§ Exercise instructions
Present every line in which the string "value" appears.
%%
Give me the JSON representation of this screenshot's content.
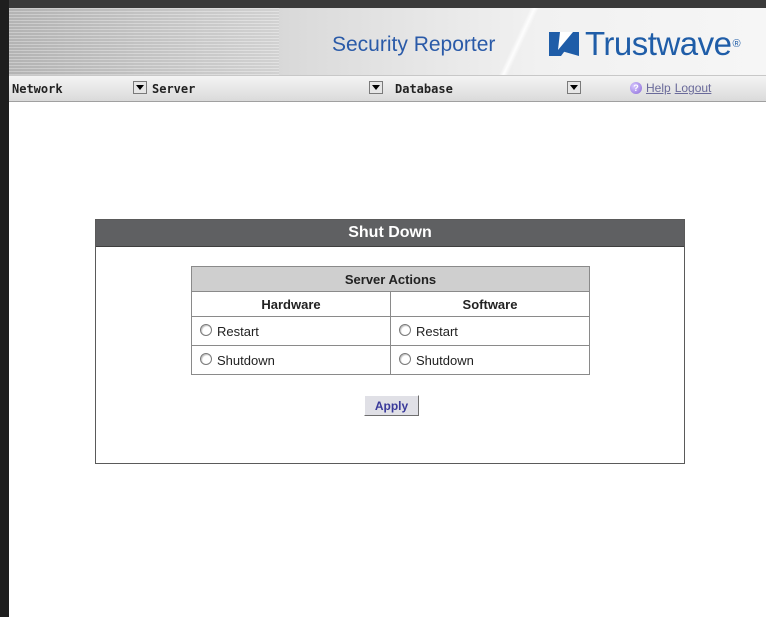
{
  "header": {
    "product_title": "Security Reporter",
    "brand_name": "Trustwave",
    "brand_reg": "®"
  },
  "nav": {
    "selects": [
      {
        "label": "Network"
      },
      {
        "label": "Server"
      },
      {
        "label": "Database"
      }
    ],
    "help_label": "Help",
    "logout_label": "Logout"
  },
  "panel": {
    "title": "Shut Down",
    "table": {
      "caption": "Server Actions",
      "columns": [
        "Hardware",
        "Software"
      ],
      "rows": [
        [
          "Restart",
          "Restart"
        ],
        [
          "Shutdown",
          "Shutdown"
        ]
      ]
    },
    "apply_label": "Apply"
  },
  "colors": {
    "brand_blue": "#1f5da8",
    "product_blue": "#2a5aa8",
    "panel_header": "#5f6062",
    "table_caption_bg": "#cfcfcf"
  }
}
%%
%%
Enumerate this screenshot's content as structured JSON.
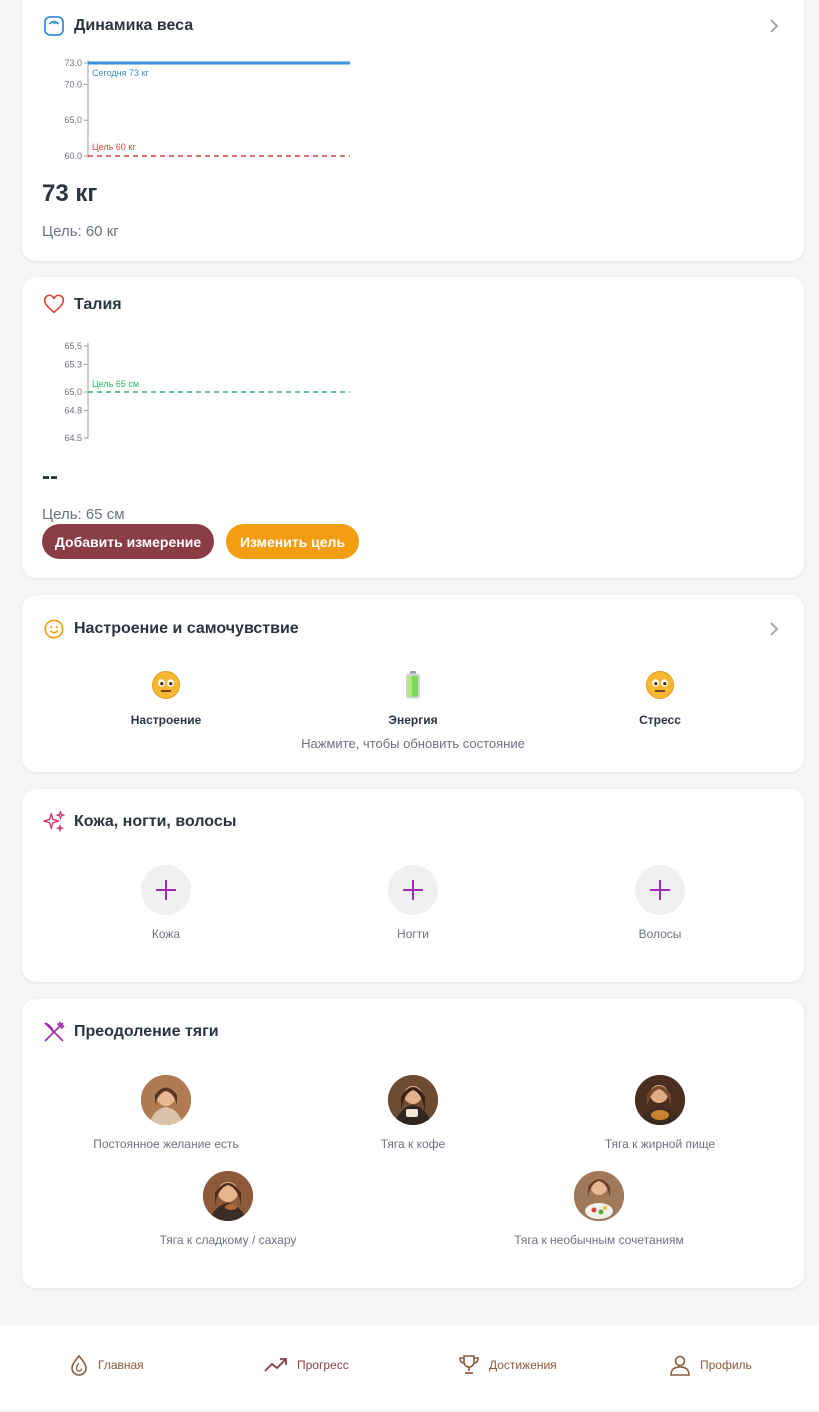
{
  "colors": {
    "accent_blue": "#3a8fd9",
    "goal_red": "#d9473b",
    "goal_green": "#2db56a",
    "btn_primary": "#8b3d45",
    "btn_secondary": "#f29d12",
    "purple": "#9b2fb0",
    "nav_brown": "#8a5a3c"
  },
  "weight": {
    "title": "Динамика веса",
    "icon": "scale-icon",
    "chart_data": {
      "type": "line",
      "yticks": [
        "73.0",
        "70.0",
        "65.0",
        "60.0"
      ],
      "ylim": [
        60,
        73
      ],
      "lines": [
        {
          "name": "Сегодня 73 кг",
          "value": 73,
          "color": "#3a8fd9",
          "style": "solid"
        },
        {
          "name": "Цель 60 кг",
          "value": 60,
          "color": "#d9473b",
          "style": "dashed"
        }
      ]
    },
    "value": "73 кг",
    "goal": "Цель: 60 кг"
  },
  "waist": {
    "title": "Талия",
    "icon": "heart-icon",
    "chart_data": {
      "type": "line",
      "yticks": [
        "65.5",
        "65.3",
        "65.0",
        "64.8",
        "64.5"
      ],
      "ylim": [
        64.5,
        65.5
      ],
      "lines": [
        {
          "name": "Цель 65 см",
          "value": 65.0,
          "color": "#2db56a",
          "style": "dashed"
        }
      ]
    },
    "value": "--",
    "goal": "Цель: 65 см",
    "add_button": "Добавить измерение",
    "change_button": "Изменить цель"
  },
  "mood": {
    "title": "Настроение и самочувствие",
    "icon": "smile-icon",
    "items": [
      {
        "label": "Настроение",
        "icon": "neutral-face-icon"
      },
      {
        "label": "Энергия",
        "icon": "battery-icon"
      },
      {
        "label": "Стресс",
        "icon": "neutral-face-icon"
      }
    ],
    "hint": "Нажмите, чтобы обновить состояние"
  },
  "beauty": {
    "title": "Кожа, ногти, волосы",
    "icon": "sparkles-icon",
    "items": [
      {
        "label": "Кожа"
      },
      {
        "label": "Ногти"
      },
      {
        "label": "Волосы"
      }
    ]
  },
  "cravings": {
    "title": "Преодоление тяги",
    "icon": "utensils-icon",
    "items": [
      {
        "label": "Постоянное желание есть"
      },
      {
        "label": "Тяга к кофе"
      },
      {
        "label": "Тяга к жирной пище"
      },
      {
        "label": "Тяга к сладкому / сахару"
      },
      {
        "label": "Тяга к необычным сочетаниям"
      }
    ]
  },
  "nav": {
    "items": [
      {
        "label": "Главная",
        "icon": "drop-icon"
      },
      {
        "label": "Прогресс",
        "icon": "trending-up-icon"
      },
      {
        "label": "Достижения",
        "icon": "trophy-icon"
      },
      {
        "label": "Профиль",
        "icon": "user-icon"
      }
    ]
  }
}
%%
%%
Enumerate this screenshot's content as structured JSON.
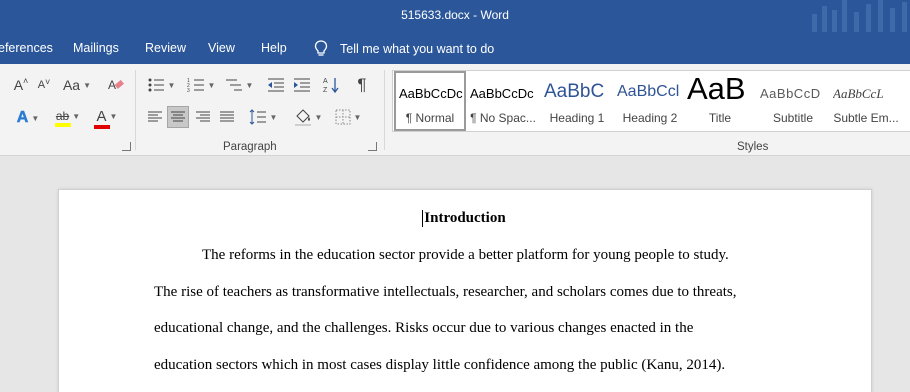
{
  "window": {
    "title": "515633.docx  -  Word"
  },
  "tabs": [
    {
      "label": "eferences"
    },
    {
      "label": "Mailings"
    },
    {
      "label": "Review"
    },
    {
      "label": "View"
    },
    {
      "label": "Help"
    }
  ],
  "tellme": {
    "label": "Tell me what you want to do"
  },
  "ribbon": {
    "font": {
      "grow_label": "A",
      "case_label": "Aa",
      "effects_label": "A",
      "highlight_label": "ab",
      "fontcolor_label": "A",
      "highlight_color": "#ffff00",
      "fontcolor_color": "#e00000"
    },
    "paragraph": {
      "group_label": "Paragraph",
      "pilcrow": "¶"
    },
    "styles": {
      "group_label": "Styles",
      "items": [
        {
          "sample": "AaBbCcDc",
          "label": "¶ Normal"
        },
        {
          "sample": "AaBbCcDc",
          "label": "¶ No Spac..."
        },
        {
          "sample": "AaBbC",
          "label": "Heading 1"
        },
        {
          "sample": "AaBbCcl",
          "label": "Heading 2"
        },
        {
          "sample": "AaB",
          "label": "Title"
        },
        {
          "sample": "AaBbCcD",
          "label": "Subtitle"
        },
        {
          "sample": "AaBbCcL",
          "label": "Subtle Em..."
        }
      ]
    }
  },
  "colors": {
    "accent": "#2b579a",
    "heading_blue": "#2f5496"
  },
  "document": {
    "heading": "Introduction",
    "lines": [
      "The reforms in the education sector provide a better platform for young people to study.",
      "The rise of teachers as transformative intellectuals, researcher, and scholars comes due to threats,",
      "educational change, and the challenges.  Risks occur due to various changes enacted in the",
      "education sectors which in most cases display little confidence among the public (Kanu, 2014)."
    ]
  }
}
%%
§ Correct answer
          "value": 73,
          "value": 60,
    "value": "73 кг",
          "value": 65.0,
    "value": "--",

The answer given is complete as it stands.